> Exercise aim
Would you transcribe all of the data exactly, down to the last character?

Collected data:
○ ○ ○ ○

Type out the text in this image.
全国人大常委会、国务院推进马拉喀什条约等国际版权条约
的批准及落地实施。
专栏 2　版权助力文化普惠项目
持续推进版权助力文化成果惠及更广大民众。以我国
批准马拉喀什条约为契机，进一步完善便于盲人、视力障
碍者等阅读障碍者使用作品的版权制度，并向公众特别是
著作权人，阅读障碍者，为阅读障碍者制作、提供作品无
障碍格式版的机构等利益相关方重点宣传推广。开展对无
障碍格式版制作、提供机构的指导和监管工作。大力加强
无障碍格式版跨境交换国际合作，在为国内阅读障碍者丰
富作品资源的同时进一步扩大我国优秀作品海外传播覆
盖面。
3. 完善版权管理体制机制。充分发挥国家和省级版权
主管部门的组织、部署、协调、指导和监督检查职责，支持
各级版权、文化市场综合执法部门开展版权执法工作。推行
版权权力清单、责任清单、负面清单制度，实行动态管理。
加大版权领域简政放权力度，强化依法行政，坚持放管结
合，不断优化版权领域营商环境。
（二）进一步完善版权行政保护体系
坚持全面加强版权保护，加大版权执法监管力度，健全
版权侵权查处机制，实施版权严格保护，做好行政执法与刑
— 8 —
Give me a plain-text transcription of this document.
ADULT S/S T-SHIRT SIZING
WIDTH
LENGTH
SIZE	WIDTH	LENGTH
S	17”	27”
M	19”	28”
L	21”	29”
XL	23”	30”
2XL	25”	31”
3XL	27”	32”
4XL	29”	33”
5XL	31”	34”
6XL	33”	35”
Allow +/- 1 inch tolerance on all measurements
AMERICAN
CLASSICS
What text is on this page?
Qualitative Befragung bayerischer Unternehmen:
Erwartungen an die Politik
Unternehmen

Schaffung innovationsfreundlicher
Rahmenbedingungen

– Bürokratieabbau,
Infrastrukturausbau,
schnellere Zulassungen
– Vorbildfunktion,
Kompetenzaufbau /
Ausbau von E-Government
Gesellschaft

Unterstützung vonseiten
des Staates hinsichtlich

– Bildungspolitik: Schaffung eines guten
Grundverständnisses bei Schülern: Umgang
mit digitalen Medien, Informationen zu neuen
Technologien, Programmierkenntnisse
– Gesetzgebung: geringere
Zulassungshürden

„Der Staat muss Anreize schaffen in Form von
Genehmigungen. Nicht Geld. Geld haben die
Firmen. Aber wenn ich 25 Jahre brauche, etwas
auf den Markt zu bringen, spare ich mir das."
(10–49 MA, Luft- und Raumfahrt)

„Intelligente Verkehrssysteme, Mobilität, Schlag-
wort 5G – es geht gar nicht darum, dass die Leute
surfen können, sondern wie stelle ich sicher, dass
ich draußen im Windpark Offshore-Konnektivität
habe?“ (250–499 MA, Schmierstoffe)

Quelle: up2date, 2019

○ ○ ○ ○

> In response
Type out the text in this image.
全国人大常委会、国务院推进马拉喀什条约等国际版权条约
的批准及落地实施。
专栏 2　版权助力文化普惠项目
持续推进版权助力文化成果惠及更广大民众。以我国
批准马拉喀什条约为契机，进一步完善便于盲人、视力障
碍者等阅读障碍者使用作品的版权制度，并向公众特别是
著作权人，阅读障碍者，为阅读障碍者制作、提供作品无
障碍格式版的机构等利益相关方重点宣传推广。开展对无
障碍格式版制作、提供机构的指导和监管工作。大力加强
无障碍格式版跨境交换国际合作，在为国内阅读障碍者丰
富作品资源的同时进一步扩大我国优秀作品海外传播覆
盖面。
3. 完善版权管理体制机制。充分发挥国家和省级版权
主管部门的组织、部署、协调、指导和监督检查职责，支持
各级版权、文化市场综合执法部门开展版权执法工作。推行
版权权力清单、责任清单、负面清单制度，实行动态管理。
加大版权领域简政放权力度，强化依法行政，坚持放管结
合，不断优化版权领域营商环境。
（二）进一步完善版权行政保护体系
坚持全面加强版权保护，加大版权执法监管力度，健全
版权侵权查处机制，实施版权严格保护，做好行政执法与刑
— 8 —
Give me a plain-text transcription of this document.
ADULT S/S T-SHIRT SIZING
WIDTH
LENGTH
SIZE	WIDTH	LENGTH
S	17”	27”
M	19”	28”
L	21”	29”
XL	23”	30”
2XL	25”	31”
3XL	27”	32”
4XL	29”	33”
5XL	31”	34”
6XL	33”	35”
Allow +/- 1 inch tolerance on all measurements
AMERICAN
CLASSICS
What text is on this page?
Qualitative Befragung bayerischer Unternehmen:
Erwartungen an die Politik
Unternehmen

Schaffung innovationsfreundlicher
Rahmenbedingungen

– Bürokratieabbau,
Infrastrukturausbau,
schnellere Zulassungen
– Vorbildfunktion,
Kompetenzaufbau /
Ausbau von E-Government
Gesellschaft

Unterstützung vonseiten
des Staates hinsichtlich

– Bildungspolitik: Schaffung eines guten
Grundverständnisses bei Schülern: Umgang
mit digitalen Medien, Informationen zu neuen
Technologien, Programmierkenntnisse
– Gesetzgebung: geringere
Zulassungshürden

„Der Staat muss Anreize schaffen in Form von
Genehmigungen. Nicht Geld. Geld haben die
Firmen. Aber wenn ich 25 Jahre brauche, etwas
auf den Markt zu bringen, spare ich mir das."
(10–49 MA, Luft- und Raumfahrt)

„Intelligente Verkehrssysteme, Mobilität, Schlag-
wort 5G – es geht gar nicht darum, dass die Leute
surfen können, sondern wie stelle ich sicher, dass
ich draußen im Windpark Offshore-Konnektivität
habe?“ (250–499 MA, Schmierstoffe)

Quelle: up2date, 2019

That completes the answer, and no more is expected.